> **Description of the task**: Please copy the records below word for word, from their first line through the line that contains "- Bar: [253, 356, 359, 364]", including both of those lines.

>> Begin

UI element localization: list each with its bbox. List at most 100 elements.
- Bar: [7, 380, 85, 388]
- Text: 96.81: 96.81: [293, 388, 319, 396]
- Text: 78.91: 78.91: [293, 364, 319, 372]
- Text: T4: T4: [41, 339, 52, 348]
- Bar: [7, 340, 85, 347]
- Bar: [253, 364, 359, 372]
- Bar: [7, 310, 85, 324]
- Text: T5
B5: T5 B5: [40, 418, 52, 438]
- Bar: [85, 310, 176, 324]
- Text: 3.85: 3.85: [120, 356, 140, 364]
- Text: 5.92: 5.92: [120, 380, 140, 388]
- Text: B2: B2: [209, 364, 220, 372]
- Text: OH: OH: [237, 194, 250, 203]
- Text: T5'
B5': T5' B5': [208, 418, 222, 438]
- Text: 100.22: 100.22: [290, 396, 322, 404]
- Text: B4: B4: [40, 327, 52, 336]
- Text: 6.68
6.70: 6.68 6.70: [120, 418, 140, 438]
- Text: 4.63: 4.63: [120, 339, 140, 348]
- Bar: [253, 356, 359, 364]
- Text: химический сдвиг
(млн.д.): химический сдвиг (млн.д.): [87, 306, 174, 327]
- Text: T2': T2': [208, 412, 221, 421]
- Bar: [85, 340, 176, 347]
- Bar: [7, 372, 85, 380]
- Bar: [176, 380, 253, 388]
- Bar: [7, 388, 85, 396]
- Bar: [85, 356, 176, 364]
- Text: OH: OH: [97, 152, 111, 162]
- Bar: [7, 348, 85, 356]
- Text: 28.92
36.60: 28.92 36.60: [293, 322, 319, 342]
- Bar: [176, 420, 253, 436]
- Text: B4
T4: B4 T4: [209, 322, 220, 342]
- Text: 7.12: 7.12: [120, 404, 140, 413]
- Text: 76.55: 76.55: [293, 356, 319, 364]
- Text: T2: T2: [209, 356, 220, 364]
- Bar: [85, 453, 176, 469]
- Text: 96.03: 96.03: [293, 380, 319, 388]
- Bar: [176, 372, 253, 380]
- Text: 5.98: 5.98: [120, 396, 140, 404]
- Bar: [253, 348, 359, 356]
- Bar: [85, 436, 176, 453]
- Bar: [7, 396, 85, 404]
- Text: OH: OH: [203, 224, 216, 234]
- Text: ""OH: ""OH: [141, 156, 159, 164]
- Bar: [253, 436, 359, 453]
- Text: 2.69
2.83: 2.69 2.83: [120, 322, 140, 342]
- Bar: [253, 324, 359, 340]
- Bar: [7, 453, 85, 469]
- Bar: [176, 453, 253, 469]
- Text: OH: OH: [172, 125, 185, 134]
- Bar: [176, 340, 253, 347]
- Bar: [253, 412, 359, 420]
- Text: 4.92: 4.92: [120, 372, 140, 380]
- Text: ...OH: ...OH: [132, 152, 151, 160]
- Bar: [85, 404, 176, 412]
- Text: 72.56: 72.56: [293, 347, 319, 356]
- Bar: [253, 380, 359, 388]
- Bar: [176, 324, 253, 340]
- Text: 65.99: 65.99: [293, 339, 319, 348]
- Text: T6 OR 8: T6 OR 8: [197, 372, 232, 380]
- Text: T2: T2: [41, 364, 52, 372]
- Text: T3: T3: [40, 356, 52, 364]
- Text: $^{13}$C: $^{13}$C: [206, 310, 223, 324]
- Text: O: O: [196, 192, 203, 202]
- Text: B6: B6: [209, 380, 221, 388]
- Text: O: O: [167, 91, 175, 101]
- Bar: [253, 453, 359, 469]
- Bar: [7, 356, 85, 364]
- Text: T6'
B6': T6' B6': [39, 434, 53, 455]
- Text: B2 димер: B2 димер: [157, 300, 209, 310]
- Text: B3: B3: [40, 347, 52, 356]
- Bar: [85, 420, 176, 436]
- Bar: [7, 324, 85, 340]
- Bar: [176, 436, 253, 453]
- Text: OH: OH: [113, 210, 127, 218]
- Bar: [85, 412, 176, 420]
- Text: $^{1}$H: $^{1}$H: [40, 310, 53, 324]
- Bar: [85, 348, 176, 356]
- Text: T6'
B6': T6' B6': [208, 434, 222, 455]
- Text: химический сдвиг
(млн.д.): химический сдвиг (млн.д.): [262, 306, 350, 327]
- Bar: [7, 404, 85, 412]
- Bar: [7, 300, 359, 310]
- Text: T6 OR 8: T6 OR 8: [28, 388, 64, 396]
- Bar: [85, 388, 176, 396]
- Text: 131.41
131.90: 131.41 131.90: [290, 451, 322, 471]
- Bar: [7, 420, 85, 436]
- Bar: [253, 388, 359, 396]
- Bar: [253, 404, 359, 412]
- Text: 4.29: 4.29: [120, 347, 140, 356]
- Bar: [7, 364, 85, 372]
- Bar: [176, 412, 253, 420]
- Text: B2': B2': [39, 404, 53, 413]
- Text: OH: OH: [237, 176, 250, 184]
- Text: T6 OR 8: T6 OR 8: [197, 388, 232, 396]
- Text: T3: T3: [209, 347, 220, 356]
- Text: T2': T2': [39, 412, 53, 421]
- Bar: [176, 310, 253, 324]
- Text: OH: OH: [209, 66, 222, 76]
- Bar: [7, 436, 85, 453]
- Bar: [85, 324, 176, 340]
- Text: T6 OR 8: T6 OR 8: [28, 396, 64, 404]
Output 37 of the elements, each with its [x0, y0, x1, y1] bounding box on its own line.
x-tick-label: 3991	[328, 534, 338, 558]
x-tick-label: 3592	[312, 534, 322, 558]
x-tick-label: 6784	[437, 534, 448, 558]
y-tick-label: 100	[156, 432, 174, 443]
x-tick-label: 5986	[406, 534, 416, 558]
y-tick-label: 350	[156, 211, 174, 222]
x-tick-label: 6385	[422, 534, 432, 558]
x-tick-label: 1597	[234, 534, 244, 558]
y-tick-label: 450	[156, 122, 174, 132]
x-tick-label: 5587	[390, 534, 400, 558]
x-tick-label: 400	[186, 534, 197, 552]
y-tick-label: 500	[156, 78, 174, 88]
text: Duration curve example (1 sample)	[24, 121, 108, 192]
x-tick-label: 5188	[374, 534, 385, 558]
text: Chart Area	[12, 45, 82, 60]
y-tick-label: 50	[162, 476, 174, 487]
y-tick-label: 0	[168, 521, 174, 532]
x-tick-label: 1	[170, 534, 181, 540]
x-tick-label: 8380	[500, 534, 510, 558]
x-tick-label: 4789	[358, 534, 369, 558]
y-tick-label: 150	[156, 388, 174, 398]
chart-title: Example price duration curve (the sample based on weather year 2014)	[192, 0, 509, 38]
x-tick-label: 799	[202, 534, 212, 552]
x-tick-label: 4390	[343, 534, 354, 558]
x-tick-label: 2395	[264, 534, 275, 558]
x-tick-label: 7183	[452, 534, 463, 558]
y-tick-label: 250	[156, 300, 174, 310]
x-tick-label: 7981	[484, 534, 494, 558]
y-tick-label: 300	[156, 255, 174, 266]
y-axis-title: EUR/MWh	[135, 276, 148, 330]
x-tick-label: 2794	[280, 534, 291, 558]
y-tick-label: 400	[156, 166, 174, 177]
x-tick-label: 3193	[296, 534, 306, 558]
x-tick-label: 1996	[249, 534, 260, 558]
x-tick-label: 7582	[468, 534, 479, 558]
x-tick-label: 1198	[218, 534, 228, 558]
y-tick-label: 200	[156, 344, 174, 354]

>> End

> **Full answer**:
UI element localization: list each with its bbox. List at most 100 elements.
- Bar: [7, 380, 85, 388]
- Text: 96.81: 96.81: [293, 388, 319, 396]
- Text: 78.91: 78.91: [293, 364, 319, 372]
- Text: T4: T4: [41, 339, 52, 348]
- Bar: [7, 340, 85, 347]
- Bar: [253, 364, 359, 372]
- Bar: [7, 310, 85, 324]
- Text: T5
B5: T5 B5: [40, 418, 52, 438]
- Bar: [85, 310, 176, 324]
- Text: 3.85: 3.85: [120, 356, 140, 364]
- Text: 5.92: 5.92: [120, 380, 140, 388]
- Text: B2: B2: [209, 364, 220, 372]
- Text: OH: OH: [237, 194, 250, 203]
- Text: T5'
B5': T5' B5': [208, 418, 222, 438]
- Text: 100.22: 100.22: [290, 396, 322, 404]
- Text: B4: B4: [40, 327, 52, 336]
- Text: 6.68
6.70: 6.68 6.70: [120, 418, 140, 438]
- Text: 4.63: 4.63: [120, 339, 140, 348]
- Bar: [253, 356, 359, 364]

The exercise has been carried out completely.